• **Brief**
Gather all lines with the word "Código" in them.

[Dataset items]
"""
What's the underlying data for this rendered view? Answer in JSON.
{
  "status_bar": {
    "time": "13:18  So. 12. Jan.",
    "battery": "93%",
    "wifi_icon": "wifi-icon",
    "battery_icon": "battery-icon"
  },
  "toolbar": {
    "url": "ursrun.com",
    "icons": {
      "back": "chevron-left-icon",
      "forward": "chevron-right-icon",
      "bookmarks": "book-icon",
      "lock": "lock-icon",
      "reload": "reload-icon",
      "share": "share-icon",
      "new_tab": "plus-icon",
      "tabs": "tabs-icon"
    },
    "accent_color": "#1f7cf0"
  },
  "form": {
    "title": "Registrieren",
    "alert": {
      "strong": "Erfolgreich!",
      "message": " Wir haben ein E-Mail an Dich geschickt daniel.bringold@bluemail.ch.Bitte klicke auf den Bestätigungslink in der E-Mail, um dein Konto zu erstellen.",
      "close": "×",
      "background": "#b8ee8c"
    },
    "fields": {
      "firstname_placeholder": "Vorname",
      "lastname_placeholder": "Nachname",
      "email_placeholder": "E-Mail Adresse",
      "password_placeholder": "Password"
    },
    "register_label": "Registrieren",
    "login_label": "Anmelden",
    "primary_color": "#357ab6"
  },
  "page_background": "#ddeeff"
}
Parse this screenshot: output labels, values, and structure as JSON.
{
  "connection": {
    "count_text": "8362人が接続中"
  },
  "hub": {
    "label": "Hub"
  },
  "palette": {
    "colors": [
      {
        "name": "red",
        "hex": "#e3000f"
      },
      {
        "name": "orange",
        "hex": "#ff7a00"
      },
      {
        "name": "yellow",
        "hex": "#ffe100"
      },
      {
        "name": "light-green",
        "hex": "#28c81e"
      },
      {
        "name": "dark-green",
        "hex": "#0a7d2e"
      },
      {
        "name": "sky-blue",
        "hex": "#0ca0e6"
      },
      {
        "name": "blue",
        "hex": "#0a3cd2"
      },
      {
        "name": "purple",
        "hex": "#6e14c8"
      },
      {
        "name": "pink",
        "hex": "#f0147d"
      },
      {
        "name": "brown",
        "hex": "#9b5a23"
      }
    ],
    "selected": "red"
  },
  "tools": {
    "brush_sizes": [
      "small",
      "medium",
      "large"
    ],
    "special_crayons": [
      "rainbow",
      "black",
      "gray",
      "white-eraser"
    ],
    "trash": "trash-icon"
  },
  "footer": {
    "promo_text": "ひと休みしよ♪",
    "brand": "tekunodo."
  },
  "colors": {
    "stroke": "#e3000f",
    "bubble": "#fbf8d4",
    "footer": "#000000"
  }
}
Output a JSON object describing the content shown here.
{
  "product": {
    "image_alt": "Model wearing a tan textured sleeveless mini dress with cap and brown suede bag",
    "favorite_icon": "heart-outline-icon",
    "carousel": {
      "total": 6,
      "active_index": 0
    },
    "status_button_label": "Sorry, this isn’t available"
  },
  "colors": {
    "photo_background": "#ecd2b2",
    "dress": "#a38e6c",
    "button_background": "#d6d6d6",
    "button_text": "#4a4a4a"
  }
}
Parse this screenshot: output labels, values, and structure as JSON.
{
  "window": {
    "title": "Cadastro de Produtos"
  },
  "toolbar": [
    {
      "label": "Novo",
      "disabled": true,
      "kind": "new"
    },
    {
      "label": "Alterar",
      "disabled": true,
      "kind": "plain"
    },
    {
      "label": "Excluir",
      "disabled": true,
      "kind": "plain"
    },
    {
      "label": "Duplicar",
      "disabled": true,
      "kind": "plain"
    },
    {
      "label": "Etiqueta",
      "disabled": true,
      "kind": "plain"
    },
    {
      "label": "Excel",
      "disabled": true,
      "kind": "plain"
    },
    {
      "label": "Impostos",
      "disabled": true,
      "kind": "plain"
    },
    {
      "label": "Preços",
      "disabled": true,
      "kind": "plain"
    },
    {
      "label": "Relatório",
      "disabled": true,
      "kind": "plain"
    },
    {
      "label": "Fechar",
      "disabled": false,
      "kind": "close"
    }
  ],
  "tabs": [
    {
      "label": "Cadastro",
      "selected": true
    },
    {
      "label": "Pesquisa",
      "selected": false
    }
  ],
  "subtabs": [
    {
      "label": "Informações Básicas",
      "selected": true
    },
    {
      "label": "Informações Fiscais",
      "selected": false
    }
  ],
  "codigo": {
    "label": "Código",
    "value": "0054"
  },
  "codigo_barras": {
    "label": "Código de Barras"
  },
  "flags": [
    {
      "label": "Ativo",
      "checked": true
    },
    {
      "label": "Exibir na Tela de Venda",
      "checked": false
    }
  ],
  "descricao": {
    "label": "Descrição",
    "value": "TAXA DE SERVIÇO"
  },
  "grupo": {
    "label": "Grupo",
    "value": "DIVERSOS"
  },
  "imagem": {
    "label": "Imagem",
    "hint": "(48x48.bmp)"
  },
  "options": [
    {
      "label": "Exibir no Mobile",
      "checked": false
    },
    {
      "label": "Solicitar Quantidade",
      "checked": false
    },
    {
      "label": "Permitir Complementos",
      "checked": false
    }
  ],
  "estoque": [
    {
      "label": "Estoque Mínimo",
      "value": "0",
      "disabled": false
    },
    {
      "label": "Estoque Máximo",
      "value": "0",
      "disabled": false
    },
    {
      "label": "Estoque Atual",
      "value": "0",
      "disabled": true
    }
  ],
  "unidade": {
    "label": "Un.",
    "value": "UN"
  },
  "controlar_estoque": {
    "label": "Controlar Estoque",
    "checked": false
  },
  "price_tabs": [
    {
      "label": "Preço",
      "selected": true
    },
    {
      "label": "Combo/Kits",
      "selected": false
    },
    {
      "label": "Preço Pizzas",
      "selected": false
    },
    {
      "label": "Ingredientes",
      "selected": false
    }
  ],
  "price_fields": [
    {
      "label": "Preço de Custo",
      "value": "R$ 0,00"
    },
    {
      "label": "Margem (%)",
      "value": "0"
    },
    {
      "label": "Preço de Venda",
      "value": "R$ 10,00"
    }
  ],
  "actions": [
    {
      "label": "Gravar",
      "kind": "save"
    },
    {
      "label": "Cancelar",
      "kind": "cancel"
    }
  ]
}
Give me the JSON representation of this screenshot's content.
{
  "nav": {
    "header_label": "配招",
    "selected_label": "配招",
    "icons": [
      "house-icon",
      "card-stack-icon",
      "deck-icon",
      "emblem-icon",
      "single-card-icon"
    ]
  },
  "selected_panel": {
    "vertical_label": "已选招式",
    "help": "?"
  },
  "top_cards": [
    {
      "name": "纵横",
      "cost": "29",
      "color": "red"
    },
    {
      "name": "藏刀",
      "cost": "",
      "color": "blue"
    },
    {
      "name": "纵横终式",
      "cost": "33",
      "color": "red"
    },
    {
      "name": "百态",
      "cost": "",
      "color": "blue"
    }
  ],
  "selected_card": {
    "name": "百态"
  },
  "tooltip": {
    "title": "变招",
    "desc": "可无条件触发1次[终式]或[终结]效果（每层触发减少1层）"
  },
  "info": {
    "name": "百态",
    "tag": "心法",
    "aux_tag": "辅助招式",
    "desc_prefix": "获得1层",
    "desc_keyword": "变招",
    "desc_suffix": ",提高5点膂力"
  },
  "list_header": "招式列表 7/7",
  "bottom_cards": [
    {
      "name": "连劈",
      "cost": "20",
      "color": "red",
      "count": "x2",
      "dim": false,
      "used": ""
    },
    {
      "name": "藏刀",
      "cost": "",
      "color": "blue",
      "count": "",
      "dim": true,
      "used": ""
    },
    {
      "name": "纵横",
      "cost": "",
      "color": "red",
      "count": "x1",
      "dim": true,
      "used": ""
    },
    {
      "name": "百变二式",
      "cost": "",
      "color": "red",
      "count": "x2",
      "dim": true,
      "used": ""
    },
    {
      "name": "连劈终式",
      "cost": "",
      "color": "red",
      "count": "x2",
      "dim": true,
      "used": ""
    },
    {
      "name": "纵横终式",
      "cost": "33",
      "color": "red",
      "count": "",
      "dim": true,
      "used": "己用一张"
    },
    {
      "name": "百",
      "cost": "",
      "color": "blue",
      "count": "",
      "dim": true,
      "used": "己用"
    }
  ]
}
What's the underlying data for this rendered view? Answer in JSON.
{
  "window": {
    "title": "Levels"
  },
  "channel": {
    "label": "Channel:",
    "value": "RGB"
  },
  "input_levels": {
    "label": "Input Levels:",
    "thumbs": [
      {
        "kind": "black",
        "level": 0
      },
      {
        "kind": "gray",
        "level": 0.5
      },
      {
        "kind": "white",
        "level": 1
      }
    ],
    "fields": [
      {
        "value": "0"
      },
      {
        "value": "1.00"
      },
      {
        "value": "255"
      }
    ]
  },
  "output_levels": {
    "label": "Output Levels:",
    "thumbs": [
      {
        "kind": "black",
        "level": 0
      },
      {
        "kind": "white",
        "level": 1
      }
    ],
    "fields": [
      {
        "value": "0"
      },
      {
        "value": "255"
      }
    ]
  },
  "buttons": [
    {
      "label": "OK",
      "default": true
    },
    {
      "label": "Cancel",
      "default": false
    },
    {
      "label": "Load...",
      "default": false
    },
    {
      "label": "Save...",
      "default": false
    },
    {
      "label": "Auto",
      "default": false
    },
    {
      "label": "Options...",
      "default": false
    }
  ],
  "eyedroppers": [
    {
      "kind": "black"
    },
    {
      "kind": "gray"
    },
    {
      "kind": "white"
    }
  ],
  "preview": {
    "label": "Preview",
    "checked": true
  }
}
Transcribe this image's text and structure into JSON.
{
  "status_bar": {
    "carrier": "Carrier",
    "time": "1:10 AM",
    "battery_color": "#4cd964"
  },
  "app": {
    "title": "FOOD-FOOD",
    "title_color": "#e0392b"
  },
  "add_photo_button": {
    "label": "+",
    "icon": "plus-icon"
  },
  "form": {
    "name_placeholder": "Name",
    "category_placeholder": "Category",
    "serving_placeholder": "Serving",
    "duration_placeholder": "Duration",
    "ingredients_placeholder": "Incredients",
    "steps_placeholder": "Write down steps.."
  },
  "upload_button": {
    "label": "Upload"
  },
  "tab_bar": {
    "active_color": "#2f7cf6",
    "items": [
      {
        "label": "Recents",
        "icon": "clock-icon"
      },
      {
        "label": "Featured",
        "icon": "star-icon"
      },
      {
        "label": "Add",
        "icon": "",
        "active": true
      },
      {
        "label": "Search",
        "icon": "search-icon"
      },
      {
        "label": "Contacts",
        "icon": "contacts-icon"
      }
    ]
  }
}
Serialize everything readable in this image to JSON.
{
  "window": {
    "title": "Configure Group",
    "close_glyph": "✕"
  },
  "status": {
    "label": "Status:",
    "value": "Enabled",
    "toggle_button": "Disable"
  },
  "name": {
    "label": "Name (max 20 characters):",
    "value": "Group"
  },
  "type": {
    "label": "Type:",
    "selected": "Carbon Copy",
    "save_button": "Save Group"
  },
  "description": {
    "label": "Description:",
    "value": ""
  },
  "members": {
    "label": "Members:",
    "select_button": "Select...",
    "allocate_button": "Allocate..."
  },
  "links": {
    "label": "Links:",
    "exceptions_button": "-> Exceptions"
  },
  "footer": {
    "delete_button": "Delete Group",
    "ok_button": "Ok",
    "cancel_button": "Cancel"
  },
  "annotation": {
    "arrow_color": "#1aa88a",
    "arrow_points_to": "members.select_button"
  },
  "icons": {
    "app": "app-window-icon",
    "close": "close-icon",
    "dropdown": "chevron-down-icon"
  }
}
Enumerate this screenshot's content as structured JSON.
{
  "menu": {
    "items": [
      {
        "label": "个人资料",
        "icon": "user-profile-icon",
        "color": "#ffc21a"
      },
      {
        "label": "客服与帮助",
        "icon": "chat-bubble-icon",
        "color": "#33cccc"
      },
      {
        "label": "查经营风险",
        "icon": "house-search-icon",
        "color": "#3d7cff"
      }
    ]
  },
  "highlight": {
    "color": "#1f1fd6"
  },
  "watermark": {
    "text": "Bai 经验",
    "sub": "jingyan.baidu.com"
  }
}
"""
• **Result for this exercise**
    "label": "Código",
    "label": "Código de Barras"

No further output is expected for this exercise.